= Edward Hermon =

British cotton magnate and Conservative Party politician

Edward Hermon (2 April 1822 – 6 May 1881) was a British cotton magnate and Conservative Party politician.

At the 1868 general election he was elected on his first attempt a Member of Parliament (MP) for the two-seat constituency of Preston in Lancashire. He was re-elected in the 1874 and in 1880 general elections, and held the seat until he died in office in 1881, aged 59. The resulting by-election in Preston was held on 23 May 1881, and won by the Conservative candidate William Ecroyd.

Hermon's last recorded contribution to debates in the House of Commons was eight days before his death, aged 59, on 28 April 1881, when he asked Prime Minister Gladstone a sceptical question about the proposed commercial treaty with France.

INFORMATION SUPPLIED:
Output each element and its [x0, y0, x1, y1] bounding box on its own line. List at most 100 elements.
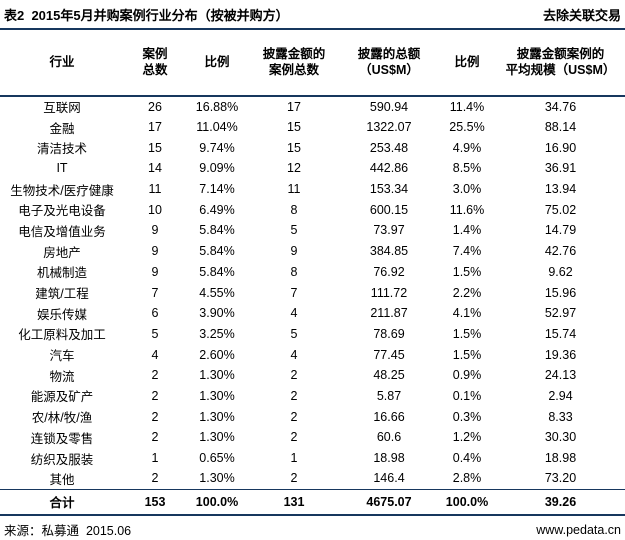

WRITTEN TASK A:
In the passage on Edward Hermon, who won the Preston by-election held on 23 May 1881?
WRITTEN TASK B:
Continue the Edward Hermon passage, starting after its final sentence.

ANSWER A:
William Ecroyd, the Conservative candidate.

ANSWER B:
==Family==
In 1872–78 Hermon had Wyfold Court built at Rotherfield Peppard near Henley-on-Thames in Oxfordshire. It is an elaborate Gothic Revival country house designed by the architect Somers Clarke.

Hermon's only daughter was Frances Caroline Hermon (died 1929), who was married in 1877 to Robert Trotter Hodge (1851–1937), who later became MP for Accrington and other constituencies. After being made a baronet in 1902, Hodge changed his surname to Hermon-Hodge in honour of his wife's family, and was later ennobled as Baron Wyfold.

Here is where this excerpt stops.